#### SET TASK:
Locate the word "official" in the material, then show every line that holds it.

Dataset entries on figures
** Begin **
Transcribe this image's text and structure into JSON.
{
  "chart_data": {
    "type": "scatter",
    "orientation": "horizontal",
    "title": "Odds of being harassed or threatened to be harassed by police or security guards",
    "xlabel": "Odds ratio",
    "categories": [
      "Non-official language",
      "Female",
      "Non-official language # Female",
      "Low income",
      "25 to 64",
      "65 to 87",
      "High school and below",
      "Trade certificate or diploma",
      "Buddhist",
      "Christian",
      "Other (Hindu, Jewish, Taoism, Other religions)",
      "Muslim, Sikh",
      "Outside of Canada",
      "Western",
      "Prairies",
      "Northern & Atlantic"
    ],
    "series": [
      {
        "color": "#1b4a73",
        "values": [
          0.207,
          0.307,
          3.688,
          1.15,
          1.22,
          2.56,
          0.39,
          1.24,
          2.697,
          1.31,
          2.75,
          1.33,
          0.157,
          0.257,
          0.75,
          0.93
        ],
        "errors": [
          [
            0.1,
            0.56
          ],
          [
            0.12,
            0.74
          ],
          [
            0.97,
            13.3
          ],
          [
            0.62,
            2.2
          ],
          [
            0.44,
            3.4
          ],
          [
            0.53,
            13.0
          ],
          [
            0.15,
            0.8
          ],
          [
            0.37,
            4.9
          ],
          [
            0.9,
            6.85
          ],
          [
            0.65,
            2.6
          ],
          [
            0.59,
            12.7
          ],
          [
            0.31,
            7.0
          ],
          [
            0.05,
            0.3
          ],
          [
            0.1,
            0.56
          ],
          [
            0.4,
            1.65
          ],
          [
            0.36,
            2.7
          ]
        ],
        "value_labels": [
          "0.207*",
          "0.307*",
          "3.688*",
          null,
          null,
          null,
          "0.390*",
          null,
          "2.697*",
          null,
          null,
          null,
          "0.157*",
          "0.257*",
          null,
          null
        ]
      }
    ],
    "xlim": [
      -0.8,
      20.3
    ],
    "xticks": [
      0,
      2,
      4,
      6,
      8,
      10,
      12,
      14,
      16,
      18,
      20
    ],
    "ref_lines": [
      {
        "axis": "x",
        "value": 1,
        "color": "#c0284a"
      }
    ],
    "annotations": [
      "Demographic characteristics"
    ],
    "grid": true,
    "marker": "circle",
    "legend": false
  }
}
** End **
** Begin **
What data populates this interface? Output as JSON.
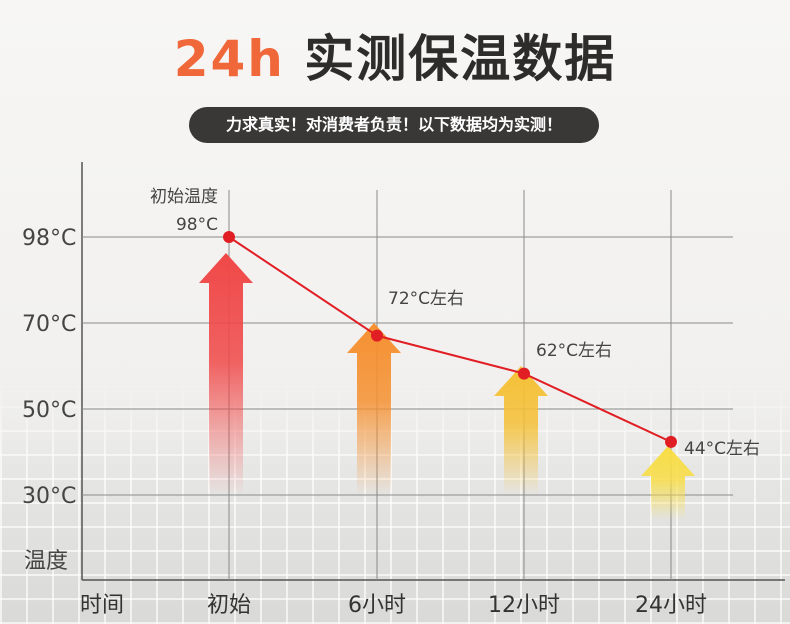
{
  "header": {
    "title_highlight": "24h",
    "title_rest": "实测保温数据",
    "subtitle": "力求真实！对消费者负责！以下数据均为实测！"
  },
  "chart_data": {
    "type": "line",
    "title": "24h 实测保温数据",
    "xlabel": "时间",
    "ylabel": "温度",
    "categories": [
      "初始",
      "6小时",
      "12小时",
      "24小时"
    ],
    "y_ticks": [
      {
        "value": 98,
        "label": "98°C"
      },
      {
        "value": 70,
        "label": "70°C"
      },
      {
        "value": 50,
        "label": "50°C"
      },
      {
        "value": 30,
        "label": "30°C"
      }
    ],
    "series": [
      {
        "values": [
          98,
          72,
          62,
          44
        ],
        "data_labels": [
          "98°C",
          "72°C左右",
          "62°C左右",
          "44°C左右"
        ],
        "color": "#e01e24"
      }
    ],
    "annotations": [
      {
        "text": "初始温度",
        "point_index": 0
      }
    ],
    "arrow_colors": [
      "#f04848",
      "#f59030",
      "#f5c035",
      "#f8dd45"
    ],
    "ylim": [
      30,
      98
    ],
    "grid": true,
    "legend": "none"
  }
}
** End **
** Begin **
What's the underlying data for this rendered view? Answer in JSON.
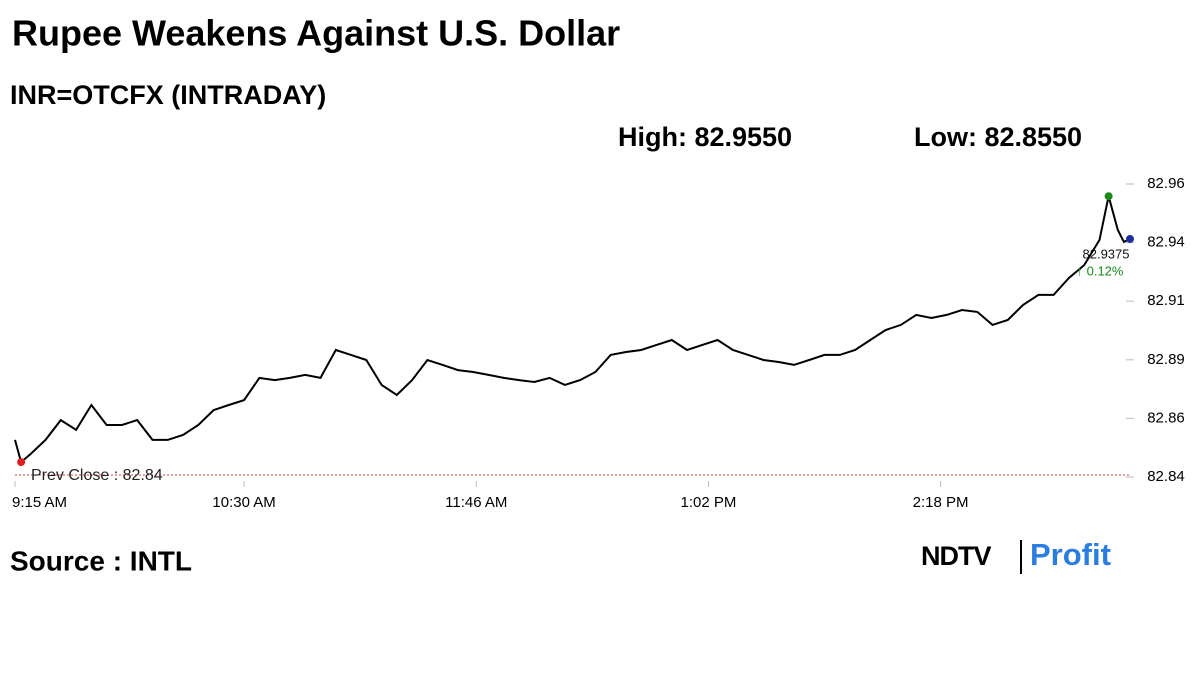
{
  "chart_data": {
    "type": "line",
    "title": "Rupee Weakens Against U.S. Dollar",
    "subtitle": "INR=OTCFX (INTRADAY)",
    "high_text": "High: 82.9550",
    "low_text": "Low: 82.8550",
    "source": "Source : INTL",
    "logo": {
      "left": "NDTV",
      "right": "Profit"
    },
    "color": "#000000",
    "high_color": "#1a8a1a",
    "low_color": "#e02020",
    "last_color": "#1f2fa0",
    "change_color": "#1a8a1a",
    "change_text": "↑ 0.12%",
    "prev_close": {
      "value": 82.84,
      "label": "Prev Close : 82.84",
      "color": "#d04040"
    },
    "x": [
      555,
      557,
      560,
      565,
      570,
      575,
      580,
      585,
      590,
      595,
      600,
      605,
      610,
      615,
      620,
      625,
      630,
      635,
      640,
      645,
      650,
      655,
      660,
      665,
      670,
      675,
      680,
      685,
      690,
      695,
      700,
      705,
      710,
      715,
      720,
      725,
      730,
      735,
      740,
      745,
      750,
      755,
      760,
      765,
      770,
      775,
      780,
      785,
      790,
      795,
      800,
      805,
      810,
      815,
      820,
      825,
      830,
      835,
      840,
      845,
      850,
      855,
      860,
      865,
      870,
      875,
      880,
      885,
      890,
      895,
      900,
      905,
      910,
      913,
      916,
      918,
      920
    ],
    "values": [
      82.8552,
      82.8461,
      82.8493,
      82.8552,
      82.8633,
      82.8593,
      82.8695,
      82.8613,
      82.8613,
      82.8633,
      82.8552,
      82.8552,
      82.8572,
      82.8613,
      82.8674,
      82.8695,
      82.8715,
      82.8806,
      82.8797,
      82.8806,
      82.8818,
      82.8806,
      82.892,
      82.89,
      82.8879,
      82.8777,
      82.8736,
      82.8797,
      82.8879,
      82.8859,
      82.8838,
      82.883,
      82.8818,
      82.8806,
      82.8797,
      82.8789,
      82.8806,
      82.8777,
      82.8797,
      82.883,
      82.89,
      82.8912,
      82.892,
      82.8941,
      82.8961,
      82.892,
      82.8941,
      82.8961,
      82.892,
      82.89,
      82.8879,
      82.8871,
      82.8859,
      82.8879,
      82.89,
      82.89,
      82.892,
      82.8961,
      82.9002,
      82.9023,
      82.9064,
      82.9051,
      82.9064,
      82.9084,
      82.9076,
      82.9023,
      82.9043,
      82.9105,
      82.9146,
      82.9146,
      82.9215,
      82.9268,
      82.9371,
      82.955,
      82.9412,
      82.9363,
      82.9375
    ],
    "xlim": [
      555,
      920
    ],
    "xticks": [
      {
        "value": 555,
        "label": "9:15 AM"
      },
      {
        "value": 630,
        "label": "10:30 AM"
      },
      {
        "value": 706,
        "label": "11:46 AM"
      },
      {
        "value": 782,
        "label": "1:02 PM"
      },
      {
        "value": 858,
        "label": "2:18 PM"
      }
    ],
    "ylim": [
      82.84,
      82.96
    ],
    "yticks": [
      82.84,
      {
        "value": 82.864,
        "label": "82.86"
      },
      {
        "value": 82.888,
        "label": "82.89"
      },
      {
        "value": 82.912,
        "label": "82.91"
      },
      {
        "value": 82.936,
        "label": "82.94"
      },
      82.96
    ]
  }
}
** End **
#### OUTPUT FOR THIS EXERCISE:
      "Non-official language",
      "Non-official language # Female",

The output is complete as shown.